Restate each entry word for word, leaving nothing out.

______

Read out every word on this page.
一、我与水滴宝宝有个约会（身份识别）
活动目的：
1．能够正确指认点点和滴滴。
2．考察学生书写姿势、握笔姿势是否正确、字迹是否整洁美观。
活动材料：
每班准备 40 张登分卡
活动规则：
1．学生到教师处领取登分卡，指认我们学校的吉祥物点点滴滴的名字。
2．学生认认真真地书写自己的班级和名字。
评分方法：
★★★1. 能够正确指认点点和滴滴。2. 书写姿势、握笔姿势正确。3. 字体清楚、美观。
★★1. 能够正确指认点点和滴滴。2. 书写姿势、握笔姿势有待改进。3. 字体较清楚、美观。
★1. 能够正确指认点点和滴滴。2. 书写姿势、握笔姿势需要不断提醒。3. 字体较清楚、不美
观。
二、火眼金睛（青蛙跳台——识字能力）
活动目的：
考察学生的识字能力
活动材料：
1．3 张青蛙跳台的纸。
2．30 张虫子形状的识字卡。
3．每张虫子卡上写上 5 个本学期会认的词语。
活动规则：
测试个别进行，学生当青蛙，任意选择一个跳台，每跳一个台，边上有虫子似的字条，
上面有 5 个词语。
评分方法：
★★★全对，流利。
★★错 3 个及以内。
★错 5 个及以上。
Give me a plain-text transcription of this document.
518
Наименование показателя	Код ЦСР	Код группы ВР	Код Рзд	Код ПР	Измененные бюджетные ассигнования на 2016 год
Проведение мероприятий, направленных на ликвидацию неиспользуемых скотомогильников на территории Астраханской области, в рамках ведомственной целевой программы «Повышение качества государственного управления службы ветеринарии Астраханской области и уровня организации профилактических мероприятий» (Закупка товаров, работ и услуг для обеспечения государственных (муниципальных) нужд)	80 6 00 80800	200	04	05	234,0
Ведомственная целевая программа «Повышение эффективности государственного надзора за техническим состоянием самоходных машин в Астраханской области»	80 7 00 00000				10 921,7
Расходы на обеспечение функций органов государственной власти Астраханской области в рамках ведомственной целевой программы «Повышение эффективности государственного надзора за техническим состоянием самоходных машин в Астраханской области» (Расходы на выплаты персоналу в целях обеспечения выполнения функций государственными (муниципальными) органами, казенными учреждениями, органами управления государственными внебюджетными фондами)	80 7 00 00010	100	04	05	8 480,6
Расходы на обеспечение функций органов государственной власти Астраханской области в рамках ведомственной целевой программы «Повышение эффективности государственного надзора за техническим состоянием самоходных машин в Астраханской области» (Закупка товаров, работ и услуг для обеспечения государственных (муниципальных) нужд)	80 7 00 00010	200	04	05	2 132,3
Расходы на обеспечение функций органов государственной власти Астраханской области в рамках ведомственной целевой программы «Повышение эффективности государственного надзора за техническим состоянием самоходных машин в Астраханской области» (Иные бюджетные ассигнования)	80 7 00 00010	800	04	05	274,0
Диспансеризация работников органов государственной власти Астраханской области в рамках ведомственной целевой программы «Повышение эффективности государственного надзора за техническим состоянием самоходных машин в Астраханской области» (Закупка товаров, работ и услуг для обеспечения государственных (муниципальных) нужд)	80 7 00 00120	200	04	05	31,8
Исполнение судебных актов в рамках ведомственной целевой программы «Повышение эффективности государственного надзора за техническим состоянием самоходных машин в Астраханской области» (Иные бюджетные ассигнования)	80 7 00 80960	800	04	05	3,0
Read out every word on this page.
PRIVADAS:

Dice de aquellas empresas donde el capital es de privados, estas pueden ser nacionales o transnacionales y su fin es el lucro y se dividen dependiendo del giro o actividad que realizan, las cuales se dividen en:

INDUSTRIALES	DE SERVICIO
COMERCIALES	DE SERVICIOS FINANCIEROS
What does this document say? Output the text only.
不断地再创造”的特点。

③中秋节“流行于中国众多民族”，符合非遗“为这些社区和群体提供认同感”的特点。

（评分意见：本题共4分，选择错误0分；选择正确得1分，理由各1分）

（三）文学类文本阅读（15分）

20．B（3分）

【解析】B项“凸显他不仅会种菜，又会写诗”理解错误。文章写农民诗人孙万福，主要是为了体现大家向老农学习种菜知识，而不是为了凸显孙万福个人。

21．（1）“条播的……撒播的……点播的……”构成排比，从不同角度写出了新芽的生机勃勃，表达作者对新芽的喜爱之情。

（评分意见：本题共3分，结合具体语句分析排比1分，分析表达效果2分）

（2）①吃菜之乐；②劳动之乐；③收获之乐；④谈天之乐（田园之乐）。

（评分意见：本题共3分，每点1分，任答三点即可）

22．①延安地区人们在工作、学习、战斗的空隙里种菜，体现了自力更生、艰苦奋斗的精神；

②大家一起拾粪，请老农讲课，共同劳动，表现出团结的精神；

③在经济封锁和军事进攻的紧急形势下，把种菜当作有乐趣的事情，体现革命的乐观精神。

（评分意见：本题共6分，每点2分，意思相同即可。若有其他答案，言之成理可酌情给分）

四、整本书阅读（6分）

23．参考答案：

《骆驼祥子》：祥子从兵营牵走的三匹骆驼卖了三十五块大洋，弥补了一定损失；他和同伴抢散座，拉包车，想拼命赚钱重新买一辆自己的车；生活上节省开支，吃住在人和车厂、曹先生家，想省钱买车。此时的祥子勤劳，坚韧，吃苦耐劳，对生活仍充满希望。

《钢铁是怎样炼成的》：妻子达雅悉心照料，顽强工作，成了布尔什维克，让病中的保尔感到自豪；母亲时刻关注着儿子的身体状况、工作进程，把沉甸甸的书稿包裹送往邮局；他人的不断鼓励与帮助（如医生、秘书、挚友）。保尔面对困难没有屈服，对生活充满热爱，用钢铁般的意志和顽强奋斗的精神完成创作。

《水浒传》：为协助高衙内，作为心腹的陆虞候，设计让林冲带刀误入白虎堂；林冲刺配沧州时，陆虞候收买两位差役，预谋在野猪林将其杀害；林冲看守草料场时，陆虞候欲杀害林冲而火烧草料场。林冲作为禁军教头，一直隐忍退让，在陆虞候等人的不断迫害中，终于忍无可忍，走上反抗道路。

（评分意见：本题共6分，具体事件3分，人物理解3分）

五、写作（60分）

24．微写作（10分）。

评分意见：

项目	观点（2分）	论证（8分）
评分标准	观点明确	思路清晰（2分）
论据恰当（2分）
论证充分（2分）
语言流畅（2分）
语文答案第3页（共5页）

______

▶ [Solution to the problem]
Read out every word on this page.
一、我与水滴宝宝有个约会（身份识别）
活动目的：
1．能够正确指认点点和滴滴。
2．考察学生书写姿势、握笔姿势是否正确、字迹是否整洁美观。
活动材料：
每班准备 40 张登分卡
活动规则：
1．学生到教师处领取登分卡，指认我们学校的吉祥物点点滴滴的名字。
2．学生认认真真地书写自己的班级和名字。
评分方法：
★★★1. 能够正确指认点点和滴滴。2. 书写姿势、握笔姿势正确。3. 字体清楚、美观。
★★1. 能够正确指认点点和滴滴。2. 书写姿势、握笔姿势有待改进。3. 字体较清楚、美观。
★1. 能够正确指认点点和滴滴。2. 书写姿势、握笔姿势需要不断提醒。3. 字体较清楚、不美
观。
二、火眼金睛（青蛙跳台——识字能力）
活动目的：
考察学生的识字能力
活动材料：
1．3 张青蛙跳台的纸。
2．30 张虫子形状的识字卡。
3．每张虫子卡上写上 5 个本学期会认的词语。
活动规则：
测试个别进行，学生当青蛙，任意选择一个跳台，每跳一个台，边上有虫子似的字条，
上面有 5 个词语。
评分方法：
★★★全对，流利。
★★错 3 个及以内。
★错 5 个及以上。
Give me a plain-text transcription of this document.
518
Наименование показателя	Код ЦСР	Код группы ВР	Код Рзд	Код ПР	Измененные бюджетные ассигнования на 2016 год
Проведение мероприятий, направленных на ликвидацию неиспользуемых скотомогильников на территории Астраханской области, в рамках ведомственной целевой программы «Повышение качества государственного управления службы ветеринарии Астраханской области и уровня организации профилактических мероприятий» (Закупка товаров, работ и услуг для обеспечения государственных (муниципальных) нужд)	80 6 00 80800	200	04	05	234,0
Ведомственная целевая программа «Повышение эффективности государственного надзора за техническим состоянием самоходных машин в Астраханской области»	80 7 00 00000				10 921,7
Расходы на обеспечение функций органов государственной власти Астраханской области в рамках ведомственной целевой программы «Повышение эффективности государственного надзора за техническим состоянием самоходных машин в Астраханской области» (Расходы на выплаты персоналу в целях обеспечения выполнения функций государственными (муниципальными) органами, казенными учреждениями, органами управления государственными внебюджетными фондами)	80 7 00 00010	100	04	05	8 480,6
Расходы на обеспечение функций органов государственной власти Астраханской области в рамках ведомственной целевой программы «Повышение эффективности государственного надзора за техническим состоянием самоходных машин в Астраханской области» (Закупка товаров, работ и услуг для обеспечения государственных (муниципальных) нужд)	80 7 00 00010	200	04	05	2 132,3
Расходы на обеспечение функций органов государственной власти Астраханской области в рамках ведомственной целевой программы «Повышение эффективности государственного надзора за техническим состоянием самоходных машин в Астраханской области» (Иные бюджетные ассигнования)	80 7 00 00010	800	04	05	274,0
Диспансеризация работников органов государственной власти Астраханской области в рамках ведомственной целевой программы «Повышение эффективности государственного надзора за техническим состоянием самоходных машин в Астраханской области» (Закупка товаров, работ и услуг для обеспечения государственных (муниципальных) нужд)	80 7 00 00120	200	04	05	31,8
Исполнение судебных актов в рамках ведомственной целевой программы «Повышение эффективности государственного надзора за техническим состоянием самоходных машин в Астраханской области» (Иные бюджетные ассигнования)	80 7 00 80960	800	04	05	3,0
Read out every word on this page.
PRIVADAS:

Dice de aquellas empresas donde el capital es de privados, estas pueden ser nacionales o transnacionales y su fin es el lucro y se dividen dependiendo del giro o actividad que realizan, las cuales se dividen en:

INDUSTRIALES	DE SERVICIO
COMERCIALES	DE SERVICIOS FINANCIEROS
What does this document say? Output the text only.
不断地再创造”的特点。

③中秋节“流行于中国众多民族”，符合非遗“为这些社区和群体提供认同感”的特点。

（评分意见：本题共4分，选择错误0分；选择正确得1分，理由各1分）

（三）文学类文本阅读（15分）

20．B（3分）

【解析】B项“凸显他不仅会种菜，又会写诗”理解错误。文章写农民诗人孙万福，主要是为了体现大家向老农学习种菜知识，而不是为了凸显孙万福个人。

21．（1）“条播的……撒播的……点播的……”构成排比，从不同角度写出了新芽的生机勃勃，表达作者对新芽的喜爱之情。

（评分意见：本题共3分，结合具体语句分析排比1分，分析表达效果2分）

（2）①吃菜之乐；②劳动之乐；③收获之乐；④谈天之乐（田园之乐）。

（评分意见：本题共3分，每点1分，任答三点即可）

22．①延安地区人们在工作、学习、战斗的空隙里种菜，体现了自力更生、艰苦奋斗的精神；

②大家一起拾粪，请老农讲课，共同劳动，表现出团结的精神；

③在经济封锁和军事进攻的紧急形势下，把种菜当作有乐趣的事情，体现革命的乐观精神。

（评分意见：本题共6分，每点2分，意思相同即可。若有其他答案，言之成理可酌情给分）

四、整本书阅读（6分）

23．参考答案：

《骆驼祥子》：祥子从兵营牵走的三匹骆驼卖了三十五块大洋，弥补了一定损失；他和同伴抢散座，拉包车，想拼命赚钱重新买一辆自己的车；生活上节省开支，吃住在人和车厂、曹先生家，想省钱买车。此时的祥子勤劳，坚韧，吃苦耐劳，对生活仍充满希望。

《钢铁是怎样炼成的》：妻子达雅悉心照料，顽强工作，成了布尔什维克，让病中的保尔感到自豪；母亲时刻关注着儿子的身体状况、工作进程，把沉甸甸的书稿包裹送往邮局；他人的不断鼓励与帮助（如医生、秘书、挚友）。保尔面对困难没有屈服，对生活充满热爱，用钢铁般的意志和顽强奋斗的精神完成创作。

《水浒传》：为协助高衙内，作为心腹的陆虞候，设计让林冲带刀误入白虎堂；林冲刺配沧州时，陆虞候收买两位差役，预谋在野猪林将其杀害；林冲看守草料场时，陆虞候欲杀害林冲而火烧草料场。林冲作为禁军教头，一直隐忍退让，在陆虞候等人的不断迫害中，终于忍无可忍，走上反抗道路。

（评分意见：本题共6分，具体事件3分，人物理解3分）

五、写作（60分）

24．微写作（10分）。

评分意见：

项目	观点（2分）	论证（8分）
评分标准	观点明确	思路清晰（2分）
论据恰当（2分）
论证充分（2分）
语言流畅（2分）
语文答案第3页（共5页）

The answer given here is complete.